■ What is asked
Your task is to transcribe all of the data below exactly, omitting the images.

── Extracted information ──

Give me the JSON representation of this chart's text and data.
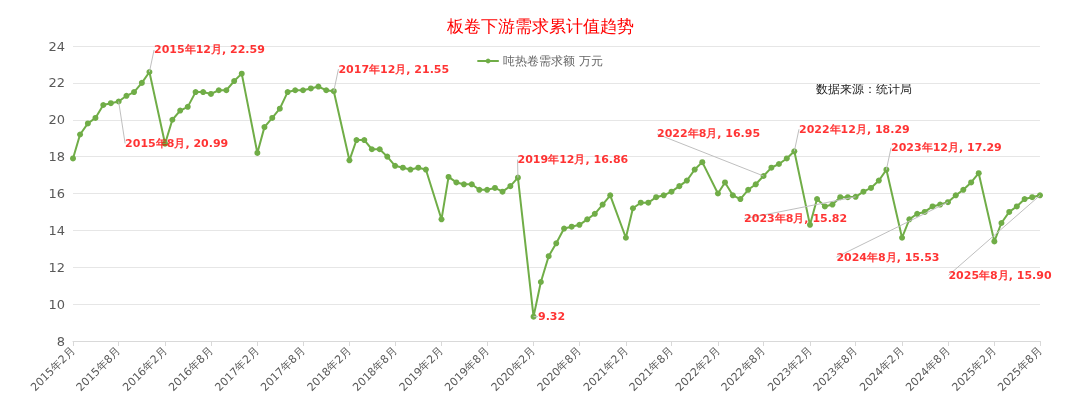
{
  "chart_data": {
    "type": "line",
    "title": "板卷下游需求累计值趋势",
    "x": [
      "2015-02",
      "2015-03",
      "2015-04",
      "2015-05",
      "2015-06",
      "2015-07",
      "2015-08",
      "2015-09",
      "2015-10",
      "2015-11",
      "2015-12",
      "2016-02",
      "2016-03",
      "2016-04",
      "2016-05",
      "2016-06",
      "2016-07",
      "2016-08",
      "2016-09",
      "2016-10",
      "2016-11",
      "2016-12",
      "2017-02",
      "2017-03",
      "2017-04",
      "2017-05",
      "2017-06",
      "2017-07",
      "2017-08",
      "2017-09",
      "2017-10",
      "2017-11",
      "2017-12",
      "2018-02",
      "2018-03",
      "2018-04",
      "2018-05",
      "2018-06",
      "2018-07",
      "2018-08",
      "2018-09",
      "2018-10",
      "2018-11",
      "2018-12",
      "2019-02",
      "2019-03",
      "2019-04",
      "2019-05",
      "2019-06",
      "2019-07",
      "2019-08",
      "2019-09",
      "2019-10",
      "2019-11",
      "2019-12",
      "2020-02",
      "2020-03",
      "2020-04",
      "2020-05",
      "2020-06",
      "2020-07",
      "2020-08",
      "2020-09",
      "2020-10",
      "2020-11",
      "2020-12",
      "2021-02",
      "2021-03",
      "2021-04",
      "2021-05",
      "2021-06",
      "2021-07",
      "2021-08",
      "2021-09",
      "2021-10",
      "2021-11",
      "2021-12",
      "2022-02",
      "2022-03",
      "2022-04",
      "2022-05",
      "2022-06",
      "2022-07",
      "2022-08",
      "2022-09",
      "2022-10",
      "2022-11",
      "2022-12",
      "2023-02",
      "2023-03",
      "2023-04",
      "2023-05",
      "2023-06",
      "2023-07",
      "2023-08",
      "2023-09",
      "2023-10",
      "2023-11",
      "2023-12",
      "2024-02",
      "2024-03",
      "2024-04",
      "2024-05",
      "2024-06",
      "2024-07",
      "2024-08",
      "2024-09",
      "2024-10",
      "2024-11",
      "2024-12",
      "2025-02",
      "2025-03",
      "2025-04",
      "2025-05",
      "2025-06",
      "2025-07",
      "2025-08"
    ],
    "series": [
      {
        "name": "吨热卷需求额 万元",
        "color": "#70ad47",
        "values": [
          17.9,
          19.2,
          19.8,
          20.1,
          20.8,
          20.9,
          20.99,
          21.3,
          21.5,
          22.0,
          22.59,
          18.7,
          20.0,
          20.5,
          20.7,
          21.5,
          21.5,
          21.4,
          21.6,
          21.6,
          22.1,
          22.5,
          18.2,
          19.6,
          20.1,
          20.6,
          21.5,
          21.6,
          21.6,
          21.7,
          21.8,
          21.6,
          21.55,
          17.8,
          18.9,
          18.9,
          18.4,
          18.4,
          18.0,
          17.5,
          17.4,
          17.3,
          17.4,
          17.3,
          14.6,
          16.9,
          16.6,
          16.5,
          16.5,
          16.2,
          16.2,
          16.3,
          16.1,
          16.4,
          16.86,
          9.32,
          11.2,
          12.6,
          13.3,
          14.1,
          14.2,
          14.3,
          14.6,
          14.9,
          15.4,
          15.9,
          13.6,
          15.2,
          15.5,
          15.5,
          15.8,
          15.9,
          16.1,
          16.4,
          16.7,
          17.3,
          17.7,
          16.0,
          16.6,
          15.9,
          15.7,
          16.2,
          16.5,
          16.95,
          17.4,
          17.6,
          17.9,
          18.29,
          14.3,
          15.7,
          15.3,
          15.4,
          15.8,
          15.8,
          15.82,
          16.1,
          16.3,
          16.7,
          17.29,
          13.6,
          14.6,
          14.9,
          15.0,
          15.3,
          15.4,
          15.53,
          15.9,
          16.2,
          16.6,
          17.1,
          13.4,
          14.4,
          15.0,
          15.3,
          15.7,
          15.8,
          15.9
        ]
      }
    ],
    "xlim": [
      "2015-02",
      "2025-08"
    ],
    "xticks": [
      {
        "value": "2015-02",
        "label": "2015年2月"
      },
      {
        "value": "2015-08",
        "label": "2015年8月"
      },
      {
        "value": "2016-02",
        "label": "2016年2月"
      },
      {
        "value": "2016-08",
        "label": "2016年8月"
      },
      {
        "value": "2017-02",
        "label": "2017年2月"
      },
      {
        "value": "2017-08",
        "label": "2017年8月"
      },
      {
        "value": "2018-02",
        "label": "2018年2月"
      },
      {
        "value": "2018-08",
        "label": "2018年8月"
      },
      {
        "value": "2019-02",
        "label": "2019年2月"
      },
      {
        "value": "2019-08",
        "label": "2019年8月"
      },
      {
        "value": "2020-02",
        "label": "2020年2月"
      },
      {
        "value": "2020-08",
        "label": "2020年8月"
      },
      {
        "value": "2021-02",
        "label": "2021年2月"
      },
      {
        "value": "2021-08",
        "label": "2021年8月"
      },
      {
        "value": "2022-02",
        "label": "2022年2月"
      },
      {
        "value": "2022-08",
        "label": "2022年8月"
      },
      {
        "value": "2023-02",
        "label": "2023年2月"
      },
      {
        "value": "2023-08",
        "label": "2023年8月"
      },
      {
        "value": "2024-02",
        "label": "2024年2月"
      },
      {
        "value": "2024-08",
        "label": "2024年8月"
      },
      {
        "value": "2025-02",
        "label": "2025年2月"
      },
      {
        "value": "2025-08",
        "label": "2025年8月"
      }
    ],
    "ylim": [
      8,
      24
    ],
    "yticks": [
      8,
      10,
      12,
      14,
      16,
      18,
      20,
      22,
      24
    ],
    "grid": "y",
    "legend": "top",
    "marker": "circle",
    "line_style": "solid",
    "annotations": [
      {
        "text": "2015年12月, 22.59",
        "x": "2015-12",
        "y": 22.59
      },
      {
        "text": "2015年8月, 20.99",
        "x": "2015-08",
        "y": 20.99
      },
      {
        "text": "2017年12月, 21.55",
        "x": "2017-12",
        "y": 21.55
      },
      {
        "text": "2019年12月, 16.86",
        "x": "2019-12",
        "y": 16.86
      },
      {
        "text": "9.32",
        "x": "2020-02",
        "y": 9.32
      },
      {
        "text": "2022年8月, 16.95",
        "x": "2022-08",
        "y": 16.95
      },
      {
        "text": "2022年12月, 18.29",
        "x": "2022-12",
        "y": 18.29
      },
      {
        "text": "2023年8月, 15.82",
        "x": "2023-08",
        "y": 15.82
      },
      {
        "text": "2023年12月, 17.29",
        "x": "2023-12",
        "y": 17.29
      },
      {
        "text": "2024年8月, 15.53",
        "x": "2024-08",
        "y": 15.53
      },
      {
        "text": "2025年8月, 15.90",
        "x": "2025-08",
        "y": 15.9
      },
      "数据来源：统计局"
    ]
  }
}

───

■ Solution for this exercise
Give me the JSON representation of this chart's text and data.
{
  "chart_data": {
    "type": "line",
    "title": "板卷下游需求累计值趋势",
    "x": [
      "2015-02",
      "2015-03",
      "2015-04",
      "2015-05",
      "2015-06",
      "2015-07",
      "2015-08",
      "2015-09",
      "2015-10",
      "2015-11",
      "2015-12",
      "2016-02",
      "2016-03",
      "2016-04",
      "2016-05",
      "2016-06",
      "2016-07",
      "2016-08",
      "2016-09",
      "2016-10",
      "2016-11",
      "2016-12",
      "2017-02",
      "2017-03",
      "2017-04",
      "2017-05",
      "2017-06",
      "2017-07",
      "2017-08",
      "2017-09",
      "2017-10",
      "2017-11",
      "2017-12",
      "2018-02",
      "2018-03",
      "2018-04",
      "2018-05",
      "2018-06",
      "2018-07",
      "2018-08",
      "2018-09",
      "2018-10",
      "2018-11",
      "2018-12",
      "2019-02",
      "2019-03",
      "2019-04",
      "2019-05",
      "2019-06",
      "2019-07",
      "2019-08",
      "2019-09",
      "2019-10",
      "2019-11",
      "2019-12",
      "2020-02",
      "2020-03",
      "2020-04",
      "2020-05",
      "2020-06",
      "2020-07",
      "2020-08",
      "2020-09",
      "2020-10",
      "2020-11",
      "2020-12",
      "2021-02",
      "2021-03",
      "2021-04",
      "2021-05",
      "2021-06",
      "2021-07",
      "2021-08",
      "2021-09",
      "2021-10",
      "2021-11",
      "2021-12",
      "2022-02",
      "2022-03",
      "2022-04",
      "2022-05",
      "2022-06",
      "2022-07",
      "2022-08",
      "2022-09",
      "2022-10",
      "2022-11",
      "2022-12",
      "2023-02",
      "2023-03",
      "2023-04",
      "2023-05",
      "2023-06",
      "2023-07",
      "2023-08",
      "2023-09",
      "2023-10",
      "2023-11",
      "2023-12",
      "2024-02",
      "2024-03",
      "2024-04",
      "2024-05",
      "2024-06",
      "2024-07",
      "2024-08",
      "2024-09",
      "2024-10",
      "2024-11",
      "2024-12",
      "2025-02",
      "2025-03",
      "2025-04",
      "2025-05",
      "2025-06",
      "2025-07",
      "2025-08"
    ],
    "series": [
      {
        "name": "吨热卷需求额 万元",
        "color": "#70ad47",
        "values": [
          17.9,
          19.2,
          19.8,
          20.1,
          20.8,
          20.9,
          20.99,
          21.3,
          21.5,
          22.0,
          22.59,
          18.7,
          20.0,
          20.5,
          20.7,
          21.5,
          21.5,
          21.4,
          21.6,
          21.6,
          22.1,
          22.5,
          18.2,
          19.6,
          20.1,
          20.6,
          21.5,
          21.6,
          21.6,
          21.7,
          21.8,
          21.6,
          21.55,
          17.8,
          18.9,
          18.9,
          18.4,
          18.4,
          18.0,
          17.5,
          17.4,
          17.3,
          17.4,
          17.3,
          14.6,
          16.9,
          16.6,
          16.5,
          16.5,
          16.2,
          16.2,
          16.3,
          16.1,
          16.4,
          16.86,
          9.32,
          11.2,
          12.6,
          13.3,
          14.1,
          14.2,
          14.3,
          14.6,
          14.9,
          15.4,
          15.9,
          13.6,
          15.2,
          15.5,
          15.5,
          15.8,
          15.9,
          16.1,
          16.4,
          16.7,
          17.3,
          17.7,
          16.0,
          16.6,
          15.9,
          15.7,
          16.2,
          16.5,
          16.95,
          17.4,
          17.6,
          17.9,
          18.29,
          14.3,
          15.7,
          15.3,
          15.4,
          15.8,
          15.8,
          15.82,
          16.1,
          16.3,
          16.7,
          17.29,
          13.6,
          14.6,
          14.9,
          15.0,
          15.3,
          15.4,
          15.53,
          15.9,
          16.2,
          16.6,
          17.1,
          13.4,
          14.4,
          15.0,
          15.3,
          15.7,
          15.8,
          15.9
        ]
      }
    ],
    "xlim": [
      "2015-02",
      "2025-08"
    ],
    "xticks": [
      {
        "value": "2015-02",
        "label": "2015年2月"
      },
      {
        "value": "2015-08",
        "label": "2015年8月"
      },
      {
        "value": "2016-02",
        "label": "2016年2月"
      },
      {
        "value": "2016-08",
        "label": "2016年8月"
      },
      {
        "value": "2017-02",
        "label": "2017年2月"
      },
      {
        "value": "2017-08",
        "label": "2017年8月"
      },
      {
        "value": "2018-02",
        "label": "2018年2月"
      },
      {
        "value": "2018-08",
        "label": "2018年8月"
      },
      {
        "value": "2019-02",
        "label": "2019年2月"
      },
      {
        "value": "2019-08",
        "label": "2019年8月"
      },
      {
        "value": "2020-02",
        "label": "2020年2月"
      },
      {
        "value": "2020-08",
        "label": "2020年8月"
      },
      {
        "value": "2021-02",
        "label": "2021年2月"
      },
      {
        "value": "2021-08",
        "label": "2021年8月"
      },
      {
        "value": "2022-02",
        "label": "2022年2月"
      },
      {
        "value": "2022-08",
        "label": "2022年8月"
      },
      {
        "value": "2023-02",
        "label": "2023年2月"
      },
      {
        "value": "2023-08",
        "label": "2023年8月"
      },
      {
        "value": "2024-02",
        "label": "2024年2月"
      },
      {
        "value": "2024-08",
        "label": "2024年8月"
      },
      {
        "value": "2025-02",
        "label": "2025年2月"
      },
      {
        "value": "2025-08",
        "label": "2025年8月"
      }
    ],
    "ylim": [
      8,
      24
    ],
    "yticks": [
      8,
      10,
      12,
      14,
      16,
      18,
      20,
      22,
      24
    ],
    "grid": "y",
    "legend": "top",
    "marker": "circle",
    "line_style": "solid",
    "annotations": [
      {
        "text": "2015年12月, 22.59",
        "x": "2015-12",
        "y": 22.59
      },
      {
        "text": "2015年8月, 20.99",
        "x": "2015-08",
        "y": 20.99
      },
      {
        "text": "2017年12月, 21.55",
        "x": "2017-12",
        "y": 21.55
      },
      {
        "text": "2019年12月, 16.86",
        "x": "2019-12",
        "y": 16.86
      },
      {
        "text": "9.32",
        "x": "2020-02",
        "y": 9.32
      },
      {
        "text": "2022年8月, 16.95",
        "x": "2022-08",
        "y": 16.95
      },
      {
        "text": "2022年12月, 18.29",
        "x": "2022-12",
        "y": 18.29
      },
      {
        "text": "2023年8月, 15.82",
        "x": "2023-08",
        "y": 15.82
      },
      {
        "text": "2023年12月, 17.29",
        "x": "2023-12",
        "y": 17.29
      },
      {
        "text": "2024年8月, 15.53",
        "x": "2024-08",
        "y": 15.53
      },
      {
        "text": "2025年8月, 15.90",
        "x": "2025-08",
        "y": 15.9
      },
      "数据来源：统计局"
    ]
  }
}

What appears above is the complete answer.